Repeat each entry exactly and drop the pictures.

----- Entries -----

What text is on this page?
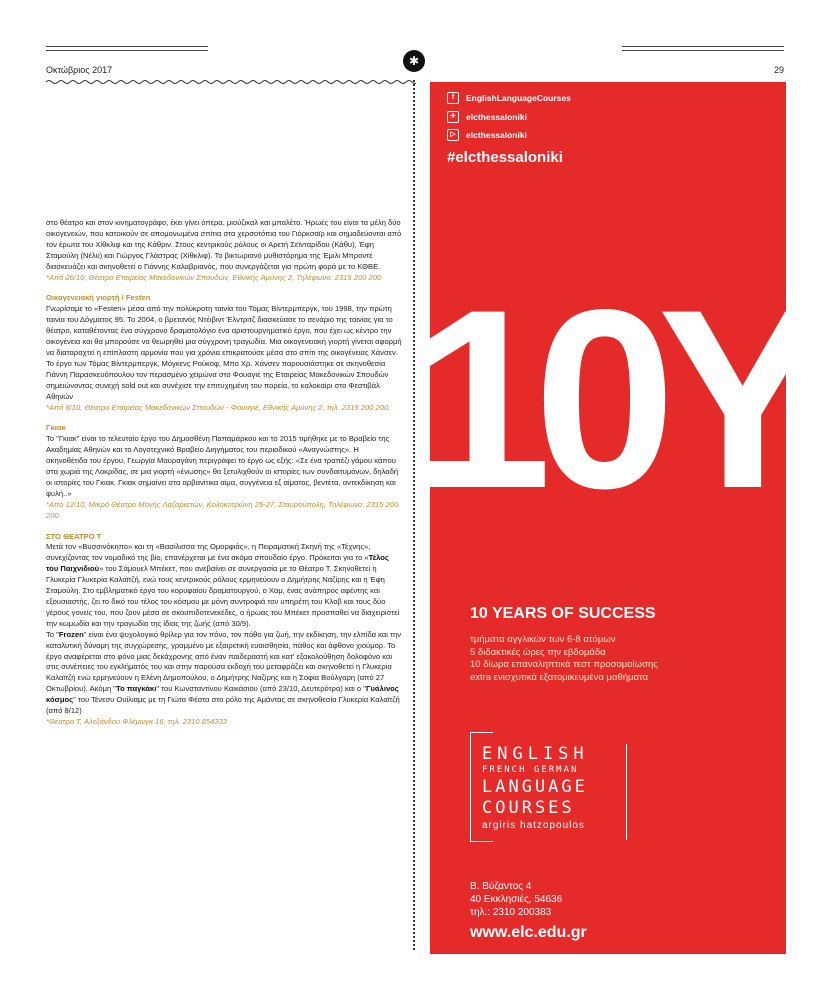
✱
Οκτώβριος 2017	29

στο θέατρο και στον κινηματογράφο, έκει γίνει όπερα, μιούζικαλ και μπαλέτο. Ήρωές του είναι τα μέλη δύο οικογενειών, που κατοικούν σε απομονωμένα σπίτια στα χερσοτόπια του Γιόρκσαϊρ και σημαδεύονται από τον έρωτα του Χίθκλιφ και της Κάθριν. Στους κεντρικούς ρόλους οι Αρετή Σεϊνταρίδου (Κάθυ), Έφη Σταμούλη (Νέλυ) και Γιώργος Γλάστρας (Χίθκλιφ). Το βικτωριανό μυθιστόρημα της Έμιλι Μπροντέ διασκευάζει και σκηνοθετεί ο Γιάννης Καλαβριανός, που συνεργάζεται για πρώτη φορά με το ΚΘΒΕ.

*Από 26/10, Θέατρο Εταιρείας Μακεδονικών Σπουδών, Εθνικής Αμύνης 2, Τηλέφωνο: 2315 200 200

Οικογενειακή γιορτή / Festen

Γνωρίσαμε το «Festen» μέσα από την πολύκροτη ταινία του Τόμας Βίντερμπεργκ, του 1998, την πρώτη ταινία του Δόγματος 95. Το 2004, ο βρετανός Ντέιβιντ Έλντριτζ διασκεύασε το σενάριο της ταινίας για το θέατρο, καταθέτοντας ένα σύγχρονο δραματολόγιο ένα αριστουργηματικό έργο, που έχει ως κέντρο την οικογένεια και θα μπορούσε να θεωρηθεί μια σύγχρονη τραγωδία. Μια οικογενειακή γιορτή γίνεται αφορμή να διαταραχτεί η επίπλαστη αρμονία που για χρόνια επικρατούσε μέσα στο σπίτι της οικογένειας Χάνσεν. Το έργο των Τόμας Βίντερμπεργκ, Μόγκενς Ρούκοφ, Μπο Χρ. Χάνσεν παρουσιάστηκε σε σκηνοθεσία Γιάννη Παρασκευόπουλου τον περασμένο χειμώνα στο Φουαγιέ της Εταιρείας Μακεδονικών Σπουδών σημειώνοντας συνεχή sold out και συνέχισε την επιτυχημένη του πορεία, το καλοκαίρι στο Φεστιβάλ Αθηνών

*Από 8/10, Θέατρο Εταιρείας Μακεδονικών Σπουδών - Φουαγιέ, Εθνικής Αμύνης 2, τηλ. 2315 200 200.

Γκιακ

Το "Γκιακ" είναι το τελευταίο έργο του Δημοσθένη Παπαμάρκου και το 2015 τιμήθηκε με το Βραβείο της Ακαδημίας Αθηνών και το Λογοτεχνικό Βραβείο Διηγήματος του περιοδικού «Αναγνώστης». Η σκηνοθέτιδα του έργου, Γεωργία Μαυραγάνη περιγράφει το έργο ως εξής: «Σε ένα τραπέζι γάμου κάπου στα χωριά της Λοκρίδας, σε μια γιορτή «ένωσης» θα ξετυλιχθούν οι ιστορίες των συνδαιτυμόνων, δηλαδή οι ιστορίες του Γκιακ. Γκιακ σημαίνει στα αρβανίτικα αίμα, συγγένεια εξ αίματος, βεντέτα, αντεκδίκηση και φυλή..»

*Από 12/10, Μικρό Θέατρο Μονής Λαζαριστών, Κολοκοτρώνη 25-27, Σταυρούπολη, Τηλέφωνο: 2315 200 200

ΣΤΟ ΘΕΑΤΡΟ Τ

Μετά τον «Βυσσινόκηπο» και τη «Βασίλισσα της Ομορφιάς», η Πειραματική Σκηνή της «Τέχνης», συνεχίζοντας τον νομαδικό της βίο, επανέρχεται με ένα ακόμα σπουδαίο έργο. Πρόκειται για το «Τέλος του Παιχνιδιού» του Σάμουελ Μπέκετ, που ανεβαίνει σε συνεργασία με το Θέατρο Τ. Σκηνοθετεί η Γλυκερία Γλυκερία Καλαϊτζή, ενώ τους κεντρικούς ρόλους ερμηνεύουν ο Δημήτρης Ναζίρης και η Έφη Σταμούλη. Στο εμβληματικό έργο του κορυφαίου δραματουργού, ο Χαμ, ένας ανάπηρος αφέντης και εξουσιαστής, ζει το δικό του τέλος του κόσμου με μόνη συντροφιά τον υπηρέτη του Κλοβ και τους δύο γέρους γονείς του, που ζουν μέσα σε σκουπιδοτενεκέδες, ο ήρωας του Μπέκετ προσπαθεί να διαχειριστεί την κωμωδία και την τραγωδία της ίδιας της ζωής (από 30/9).

Το "Frozen" είναι ένα ψυχολογικό θρίλερ για τον πόνο, τον πόθο για ζωή, την εκδίκηση, την ελπίδα και την καταλυτική δύναμη της συγχώρεσης, γραμμένο με εξαιρετική ευαισθησία, πάθος και άφθονο χιούμορ. Το έργο αναφέρεται στο φόνο μιας δεκάχρονης από έναν παιδεραστή και κατ' εξακολούθηση δολοφόνο και στις συνέπειες του εγκλήματός του και στην παρούσα εκδοχή του μεταφράζει και σκηνοθετεί η Γλυκερία Καλαϊτζή ενώ ερμηνεύουν η Ελένη Δημοπούλου, ο Δημήτρης Ναζίρης και η Σοφία Βούλγαρη (από 27 Οκτωβρίου). Ακόμη "Το παγκάκι" του Κωνσταντίνου Καικάσιου (από 23/10, Δευτερότρα) και ο "Γυάλινος κόσμος" του Τένεσυ Ουίλιαμς με τη Γιώτα Φέστα στο ρόλο της Αμάντας σε σκηνοθεσία Γλυκερία Καλαϊτζή (από 8/12)

*Θέατρο Τ, Αλεξάνδου Φλέμινγκ 16, τηλ. 2310 854333

f	EnglishLanguageCourses
✈	elcthessaloniki
▷	elcthessaloniki
#elcthessaloniki
10Y
10 YEARS OF SUCCESS
τμήματα αγγλικών των 6-8 ατόμων
5 διδακτικές ώρες την εβδομάδα
10 δίωρα επαναληπτικά τεστ προσομοίωσης
extra ενισχυτικά εξατομικευμένα μαθήματα
ENGLISH
FRENCH GERMAN
LANGUAGE
COURSES
argiris hatzopoulos
Β. Βύζαντος 4
40 Εκκλησιές, 54636
τηλ.: 2310 200383
www.elc.edu.gr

-----

- _The result_:
What text is on this page?
✱
Οκτώβριος 2017	29

στο θέατρο και στον κινηματογράφο, έκει γίνει όπερα, μιούζικαλ και μπαλέτο. Ήρωές του είναι τα μέλη δύο οικογενειών, που κατοικούν σε απομονωμένα σπίτια στα χερσοτόπια του Γιόρκσαϊρ και σημαδεύονται από τον έρωτα του Χίθκλιφ και της Κάθριν. Στους κεντρικούς ρόλους οι Αρετή Σεϊνταρίδου (Κάθυ), Έφη Σταμούλη (Νέλυ) και Γιώργος Γλάστρας (Χίθκλιφ). Το βικτωριανό μυθιστόρημα της Έμιλι Μπροντέ διασκευάζει και σκηνοθετεί ο Γιάννης Καλαβριανός, που συνεργάζεται για πρώτη φορά με το ΚΘΒΕ.

*Από 26/10, Θέατρο Εταιρείας Μακεδονικών Σπουδών, Εθνικής Αμύνης 2, Τηλέφωνο: 2315 200 200

Οικογενειακή γιορτή / Festen

Γνωρίσαμε το «Festen» μέσα από την πολύκροτη ταινία του Τόμας Βίντερμπεργκ, του 1998, την πρώτη ταινία του Δόγματος 95. Το 2004, ο βρετανός Ντέιβιντ Έλντριτζ διασκεύασε το σενάριο της ταινίας για το θέατρο, καταθέτοντας ένα σύγχρονο δραματολόγιο ένα αριστουργηματικό έργο, που έχει ως κέντρο την οικογένεια και θα μπορούσε να θεωρηθεί μια σύγχρονη τραγωδία. Μια οικογενειακή γιορτή γίνεται αφορμή να διαταραχτεί η επίπλαστη αρμονία που για χρόνια επικρατούσε μέσα στο σπίτι της οικογένειας Χάνσεν. Το έργο των Τόμας Βίντερμπεργκ, Μόγκενς Ρούκοφ, Μπο Χρ. Χάνσεν παρουσιάστηκε σε σκηνοθεσία Γιάννη Παρασκευόπουλου τον περασμένο χειμώνα στο Φουαγιέ της Εταιρείας Μακεδονικών Σπουδών σημειώνοντας συνεχή sold out και συνέχισε την επιτυχημένη του πορεία, το καλοκαίρι στο Φεστιβάλ Αθηνών

*Από 8/10, Θέατρο Εταιρείας Μακεδονικών Σπουδών - Φουαγιέ, Εθνικής Αμύνης 2, τηλ. 2315 200 200.

Γκιακ

Το "Γκιακ" είναι το τελευταίο έργο του Δημοσθένη Παπαμάρκου και το 2015 τιμήθηκε με το Βραβείο της Ακαδημίας Αθηνών και το Λογοτεχνικό Βραβείο Διηγήματος του περιοδικού «Αναγνώστης». Η σκηνοθέτιδα του έργου, Γεωργία Μαυραγάνη περιγράφει το έργο ως εξής: «Σε ένα τραπέζι γάμου κάπου στα χωριά της Λοκρίδας, σε μια γιορτή «ένωσης» θα ξετυλιχθούν οι ιστορίες των συνδαιτυμόνων, δηλαδή οι ιστορίες του Γκιακ. Γκιακ σημαίνει στα αρβανίτικα αίμα, συγγένεια εξ αίματος, βεντέτα, αντεκδίκηση και φυλή..»

*Από 12/10, Μικρό Θέατρο Μονής Λαζαριστών, Κολοκοτρώνη 25-27, Σταυρούπολη, Τηλέφωνο: 2315 200 200

ΣΤΟ ΘΕΑΤΡΟ Τ

Μετά τον «Βυσσινόκηπο» και τη «Βασίλισσα της Ομορφιάς», η Πειραματική Σκηνή της «Τέχνης», συνεχίζοντας τον νομαδικό της βίο, επανέρχεται με ένα ακόμα σπουδαίο έργο. Πρόκειται για το «Τέλος του Παιχνιδιού» του Σάμουελ Μπέκετ, που ανεβαίνει σε συνεργασία με το Θέατρο Τ. Σκηνοθετεί η Γλυκερία Γλυκερία Καλαϊτζή, ενώ τους κεντρικούς ρόλους ερμηνεύουν ο Δημήτρης Ναζίρης και η Έφη Σταμούλη. Στο εμβληματικό έργο του κορυφαίου δραματουργού, ο Χαμ, ένας ανάπηρος αφέντης και εξουσιαστής, ζει το δικό του τέλος του κόσμου με μόνη συντροφιά τον υπηρέτη του Κλοβ και τους δύο γέρους γονείς του, που ζουν μέσα σε σκουπιδοτενεκέδες, ο ήρωας του Μπέκετ προσπαθεί να διαχειριστεί την κωμωδία και την τραγωδία της ίδιας της ζωής (από 30/9).

Το "Frozen" είναι ένα ψυχολογικό θρίλερ για τον πόνο, τον πόθο για ζωή, την εκδίκηση, την ελπίδα και την καταλυτική δύναμη της συγχώρεσης, γραμμένο με εξαιρετική ευαισθησία, πάθος και άφθονο χιούμορ. Το έργο αναφέρεται στο φόνο μιας δεκάχρονης από έναν παιδεραστή και κατ' εξακολούθηση δολοφόνο και στις συνέπειες του εγκλήματός του και στην παρούσα εκδοχή του μεταφράζει και σκηνοθετεί η Γλυκερία Καλαϊτζή ενώ ερμηνεύουν η Ελένη Δημοπούλου, ο Δημήτρης Ναζίρης και η Σοφία Βούλγαρη (από 27 Οκτωβρίου). Ακόμη "Το παγκάκι" του Κωνσταντίνου Καικάσιου (από 23/10, Δευτερότρα) και ο "Γυάλινος κόσμος" του Τένεσυ Ουίλιαμς με τη Γιώτα Φέστα στο ρόλο της Αμάντας σε σκηνοθεσία Γλυκερία Καλαϊτζή (από 8/12)

*Θέατρο Τ, Αλεξάνδου Φλέμινγκ 16, τηλ. 2310 854333

f	EnglishLanguageCourses
✈	elcthessaloniki
▷	elcthessaloniki
#elcthessaloniki
10Y
10 YEARS OF SUCCESS
τμήματα αγγλικών των 6-8 ατόμων
5 διδακτικές ώρες την εβδομάδα
10 δίωρα επαναληπτικά τεστ προσομοίωσης
extra ενισχυτικά εξατομικευμένα μαθήματα
ENGLISH
FRENCH GERMAN
LANGUAGE
COURSES
argiris hatzopoulos
Β. Βύζαντος 4
40 Εκκλησιές, 54636
τηλ.: 2310 200383
www.elc.edu.gr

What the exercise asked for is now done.